=== Available records ===
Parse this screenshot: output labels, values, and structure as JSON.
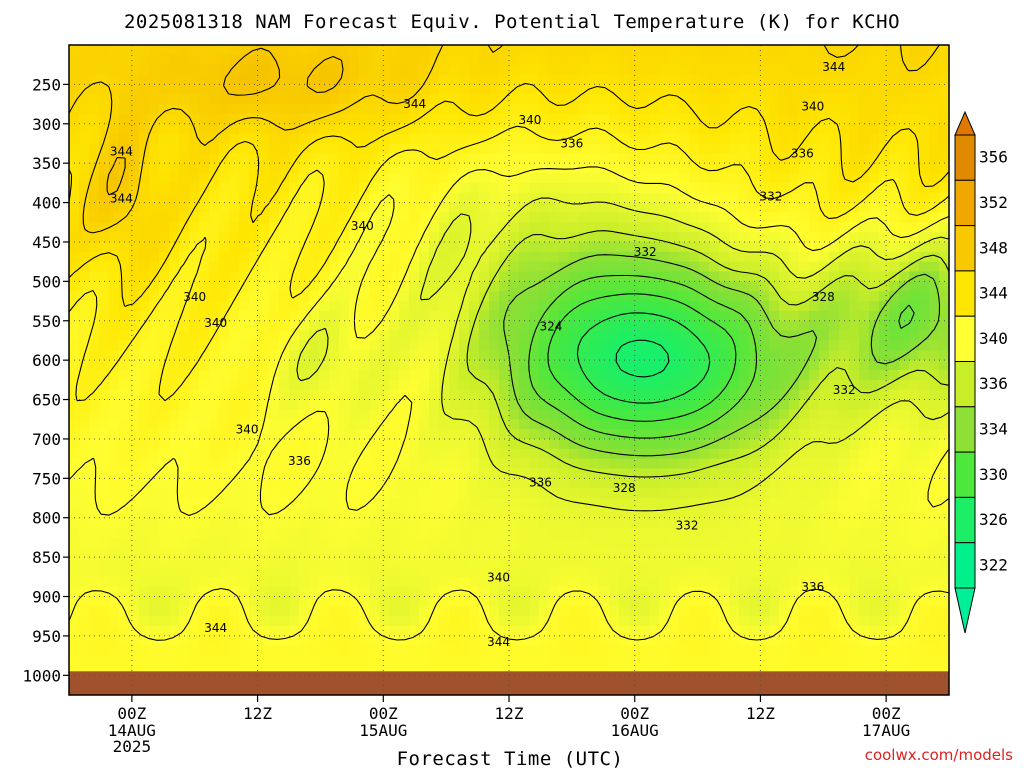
{
  "title": "2025081318 NAM Forecast Equiv. Potential Temperature (K) for KCHO",
  "xlabel": "Forecast Time (UTC)",
  "credit": "coolwx.com/models",
  "colors": {
    "ground": "#a0522d",
    "frame": "#000000",
    "grid": "#555555",
    "contour": "#000000",
    "credit": "#e02020"
  },
  "chart_data": {
    "type": "heatmap",
    "title": "2025081318 NAM Forecast Equiv. Potential Temperature (K) for KCHO",
    "xlabel": "Forecast Time (UTC)",
    "ylabel": "",
    "y_axis": "pressure (hPa), inverted",
    "x_ticks": [
      {
        "label": "00Z",
        "sub": [
          "14AUG",
          "2025"
        ]
      },
      {
        "label": "12Z",
        "sub": []
      },
      {
        "label": "00Z",
        "sub": [
          "15AUG"
        ]
      },
      {
        "label": "12Z",
        "sub": []
      },
      {
        "label": "00Z",
        "sub": [
          "16AUG"
        ]
      },
      {
        "label": "12Z",
        "sub": []
      },
      {
        "label": "00Z",
        "sub": [
          "17AUG"
        ]
      }
    ],
    "x_tick_hours": [
      6,
      18,
      30,
      42,
      54,
      66,
      78
    ],
    "x_range_hours": [
      0,
      84
    ],
    "y_ticks": [
      250,
      300,
      350,
      400,
      450,
      500,
      550,
      600,
      650,
      700,
      750,
      800,
      850,
      900,
      950,
      1000
    ],
    "y_range_hpa": [
      200,
      1025
    ],
    "colorbar": {
      "labels": [
        356,
        352,
        348,
        344,
        340,
        336,
        334,
        330,
        326,
        322
      ],
      "colors": [
        "#e08a00",
        "#f0a800",
        "#f8c800",
        "#ffe600",
        "#ffff33",
        "#c8ee2a",
        "#8ee036",
        "#4ee83c",
        "#1cef66",
        "#00f08c"
      ],
      "top_arrow_color": "#e07800",
      "bottom_arrow_color": "#00f09a"
    },
    "contour_labels": [
      {
        "value": 344,
        "hour": 73,
        "hpa": 228
      },
      {
        "value": 340,
        "hour": 71,
        "hpa": 278
      },
      {
        "value": 344,
        "hour": 33,
        "hpa": 275
      },
      {
        "value": 340,
        "hour": 44,
        "hpa": 295
      },
      {
        "value": 336,
        "hour": 48,
        "hpa": 325
      },
      {
        "value": 336,
        "hour": 70,
        "hpa": 338
      },
      {
        "value": 344,
        "hour": 5,
        "hpa": 335
      },
      {
        "value": 344,
        "hour": 5,
        "hpa": 395
      },
      {
        "value": 332,
        "hour": 67,
        "hpa": 392
      },
      {
        "value": 340,
        "hour": 28,
        "hpa": 430
      },
      {
        "value": 332,
        "hour": 55,
        "hpa": 463
      },
      {
        "value": 340,
        "hour": 12,
        "hpa": 520
      },
      {
        "value": 340,
        "hour": 14,
        "hpa": 553
      },
      {
        "value": 328,
        "hour": 72,
        "hpa": 520
      },
      {
        "value": 324,
        "hour": 46,
        "hpa": 557
      },
      {
        "value": 332,
        "hour": 74,
        "hpa": 638
      },
      {
        "value": 340,
        "hour": 17,
        "hpa": 688
      },
      {
        "value": 336,
        "hour": 22,
        "hpa": 728
      },
      {
        "value": 336,
        "hour": 45,
        "hpa": 755
      },
      {
        "value": 328,
        "hour": 53,
        "hpa": 762
      },
      {
        "value": 332,
        "hour": 59,
        "hpa": 810
      },
      {
        "value": 340,
        "hour": 41,
        "hpa": 876
      },
      {
        "value": 336,
        "hour": 71,
        "hpa": 888
      },
      {
        "value": 344,
        "hour": 14,
        "hpa": 940
      },
      {
        "value": 344,
        "hour": 41,
        "hpa": 958
      }
    ],
    "contour_levels": [
      324,
      326,
      328,
      330,
      332,
      334,
      336,
      338,
      340,
      342,
      344,
      346,
      348,
      350
    ],
    "field_model": "approximate reconstruction of theta-e (K) by time and pressure",
    "grid": true
  }
}
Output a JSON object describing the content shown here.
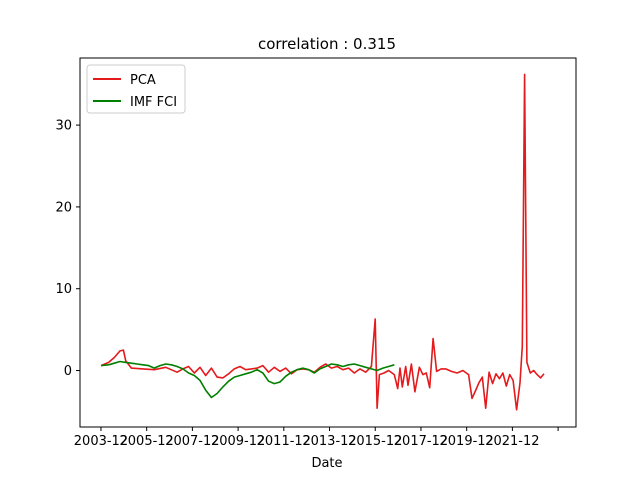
{
  "chart_data": {
    "type": "line",
    "title": "correlation : 0.315",
    "xlabel": "Date",
    "ylabel": "",
    "x_tick_labels": [
      "2003-12",
      "2005-12",
      "2007-12",
      "2009-12",
      "2011-12",
      "2013-12",
      "2015-12",
      "2017-12",
      "2019-12",
      "2021-12",
      ""
    ],
    "y_ticks": [
      0,
      10,
      20,
      30
    ],
    "x_range": [
      2003.0,
      2024.7
    ],
    "ylim": [
      -6.9,
      38.2
    ],
    "legend_position": "upper-left",
    "series": [
      {
        "name": "PCA",
        "color": "#e41a1c",
        "points": [
          [
            2003.917,
            0.6
          ],
          [
            2004.25,
            1.0
          ],
          [
            2004.5,
            1.6
          ],
          [
            2004.75,
            2.4
          ],
          [
            2004.9,
            2.5
          ],
          [
            2005.0,
            1.2
          ],
          [
            2005.25,
            0.3
          ],
          [
            2005.75,
            0.2
          ],
          [
            2006.25,
            0.1
          ],
          [
            2006.75,
            0.4
          ],
          [
            2007.25,
            -0.2
          ],
          [
            2007.5,
            0.2
          ],
          [
            2007.75,
            0.5
          ],
          [
            2008.0,
            -0.3
          ],
          [
            2008.25,
            0.4
          ],
          [
            2008.5,
            -0.6
          ],
          [
            2008.75,
            0.3
          ],
          [
            2009.0,
            -0.8
          ],
          [
            2009.25,
            -0.9
          ],
          [
            2009.5,
            -0.4
          ],
          [
            2009.75,
            0.2
          ],
          [
            2010.0,
            0.5
          ],
          [
            2010.25,
            0.1
          ],
          [
            2010.75,
            0.3
          ],
          [
            2011.0,
            0.6
          ],
          [
            2011.25,
            -0.2
          ],
          [
            2011.5,
            0.4
          ],
          [
            2011.75,
            -0.1
          ],
          [
            2012.0,
            0.3
          ],
          [
            2012.25,
            -0.4
          ],
          [
            2012.5,
            0.1
          ],
          [
            2012.75,
            0.2
          ],
          [
            2013.0,
            0.1
          ],
          [
            2013.25,
            -0.2
          ],
          [
            2013.5,
            0.4
          ],
          [
            2013.75,
            0.8
          ],
          [
            2014.0,
            0.3
          ],
          [
            2014.25,
            0.5
          ],
          [
            2014.5,
            0.1
          ],
          [
            2014.75,
            0.3
          ],
          [
            2015.0,
            -0.3
          ],
          [
            2015.25,
            0.2
          ],
          [
            2015.5,
            -0.2
          ],
          [
            2015.75,
            0.5
          ],
          [
            2015.917,
            6.3
          ],
          [
            2016.0,
            -4.6
          ],
          [
            2016.1,
            -0.5
          ],
          [
            2016.3,
            -0.3
          ],
          [
            2016.5,
            0.0
          ],
          [
            2016.75,
            -0.5
          ],
          [
            2016.9,
            -2.2
          ],
          [
            2017.0,
            0.3
          ],
          [
            2017.1,
            -2.0
          ],
          [
            2017.25,
            0.5
          ],
          [
            2017.35,
            -1.8
          ],
          [
            2017.5,
            0.8
          ],
          [
            2017.65,
            -2.6
          ],
          [
            2017.85,
            0.4
          ],
          [
            2018.0,
            -0.5
          ],
          [
            2018.15,
            -0.3
          ],
          [
            2018.3,
            -2.1
          ],
          [
            2018.45,
            3.9
          ],
          [
            2018.6,
            -0.1
          ],
          [
            2018.8,
            0.2
          ],
          [
            2019.0,
            0.2
          ],
          [
            2019.25,
            -0.1
          ],
          [
            2019.5,
            -0.3
          ],
          [
            2019.75,
            0.0
          ],
          [
            2020.0,
            -0.5
          ],
          [
            2020.15,
            -3.4
          ],
          [
            2020.3,
            -2.5
          ],
          [
            2020.45,
            -1.5
          ],
          [
            2020.6,
            -0.8
          ],
          [
            2020.75,
            -4.6
          ],
          [
            2020.9,
            -0.2
          ],
          [
            2021.05,
            -1.6
          ],
          [
            2021.2,
            -0.4
          ],
          [
            2021.35,
            -1.0
          ],
          [
            2021.5,
            -0.3
          ],
          [
            2021.65,
            -1.9
          ],
          [
            2021.8,
            -0.5
          ],
          [
            2021.95,
            -1.2
          ],
          [
            2022.1,
            -4.8
          ],
          [
            2022.25,
            -1.5
          ],
          [
            2022.35,
            3.0
          ],
          [
            2022.45,
            36.2
          ],
          [
            2022.55,
            1.0
          ],
          [
            2022.7,
            -0.3
          ],
          [
            2022.85,
            0.0
          ],
          [
            2023.0,
            -0.5
          ],
          [
            2023.15,
            -0.9
          ],
          [
            2023.3,
            -0.4
          ]
        ]
      },
      {
        "name": "IMF FCI",
        "color": "#008000",
        "points": [
          [
            2003.917,
            0.6
          ],
          [
            2004.25,
            0.7
          ],
          [
            2004.5,
            0.9
          ],
          [
            2004.75,
            1.1
          ],
          [
            2005.0,
            1.0
          ],
          [
            2005.25,
            0.9
          ],
          [
            2005.5,
            0.8
          ],
          [
            2005.75,
            0.7
          ],
          [
            2006.0,
            0.6
          ],
          [
            2006.25,
            0.3
          ],
          [
            2006.5,
            0.6
          ],
          [
            2006.75,
            0.8
          ],
          [
            2007.0,
            0.7
          ],
          [
            2007.25,
            0.5
          ],
          [
            2007.5,
            0.2
          ],
          [
            2007.75,
            -0.3
          ],
          [
            2008.0,
            -0.6
          ],
          [
            2008.25,
            -1.2
          ],
          [
            2008.5,
            -2.4
          ],
          [
            2008.75,
            -3.3
          ],
          [
            2009.0,
            -2.8
          ],
          [
            2009.25,
            -2.0
          ],
          [
            2009.5,
            -1.3
          ],
          [
            2009.75,
            -0.8
          ],
          [
            2010.0,
            -0.6
          ],
          [
            2010.25,
            -0.4
          ],
          [
            2010.5,
            -0.2
          ],
          [
            2010.75,
            0.1
          ],
          [
            2011.0,
            -0.3
          ],
          [
            2011.25,
            -1.3
          ],
          [
            2011.5,
            -1.6
          ],
          [
            2011.75,
            -1.4
          ],
          [
            2012.0,
            -0.7
          ],
          [
            2012.25,
            -0.2
          ],
          [
            2012.5,
            0.1
          ],
          [
            2012.75,
            0.3
          ],
          [
            2013.0,
            0.1
          ],
          [
            2013.25,
            -0.3
          ],
          [
            2013.5,
            0.2
          ],
          [
            2013.75,
            0.5
          ],
          [
            2014.0,
            0.8
          ],
          [
            2014.25,
            0.7
          ],
          [
            2014.5,
            0.5
          ],
          [
            2014.75,
            0.7
          ],
          [
            2015.0,
            0.8
          ],
          [
            2015.25,
            0.6
          ],
          [
            2015.5,
            0.4
          ],
          [
            2015.75,
            0.2
          ],
          [
            2016.0,
            0.0
          ],
          [
            2016.25,
            0.3
          ],
          [
            2016.5,
            0.5
          ],
          [
            2016.75,
            0.7
          ]
        ]
      }
    ]
  }
}
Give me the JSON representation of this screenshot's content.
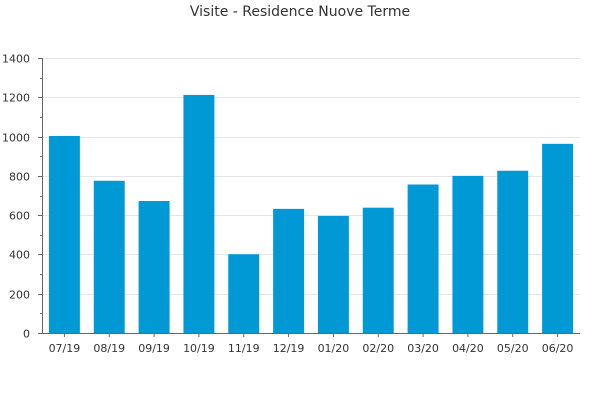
{
  "chart_data": {
    "type": "bar",
    "title": "Visite - Residence Nuove Terme",
    "categories": [
      "07/19",
      "08/19",
      "09/19",
      "10/19",
      "11/19",
      "12/19",
      "01/20",
      "02/20",
      "03/20",
      "04/20",
      "05/20",
      "06/20"
    ],
    "values": [
      1003,
      775,
      672,
      1212,
      401,
      632,
      596,
      638,
      756,
      800,
      826,
      963
    ],
    "ylim": [
      0,
      1400
    ],
    "yticks": [
      0,
      200,
      400,
      600,
      800,
      1000,
      1200,
      1400
    ],
    "grid": true,
    "xlabel": "",
    "ylabel": "",
    "colors": {
      "bar": "#0099d6",
      "grid": "#e6e6e6",
      "axis": "#666666",
      "text": "#333333"
    }
  }
}
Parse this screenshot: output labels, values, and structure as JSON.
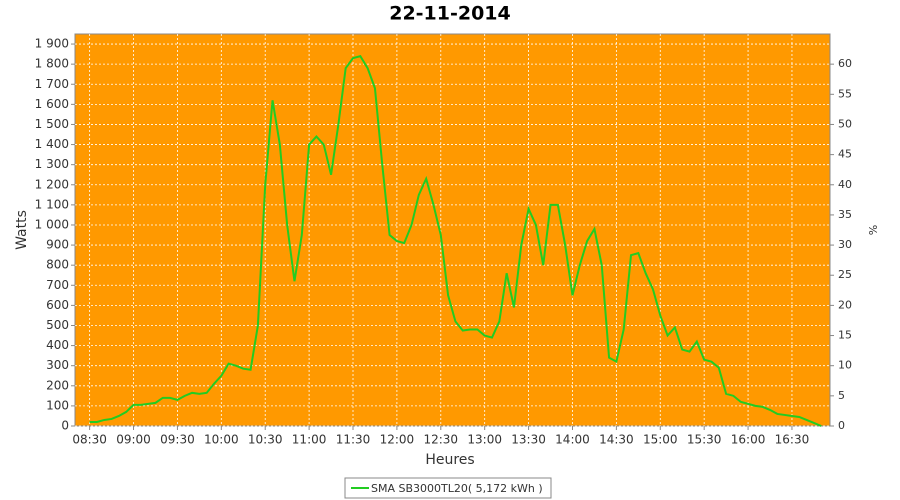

=== What you are asked to do ===
Find every line in the records above that holds the word "pressure", and copy each one.

=== Answer to the exercise ===
    "y_axis": "pressure (hPa), inverted",
    "field_model": "approximate reconstruction of theta-e (K) by time and pressure",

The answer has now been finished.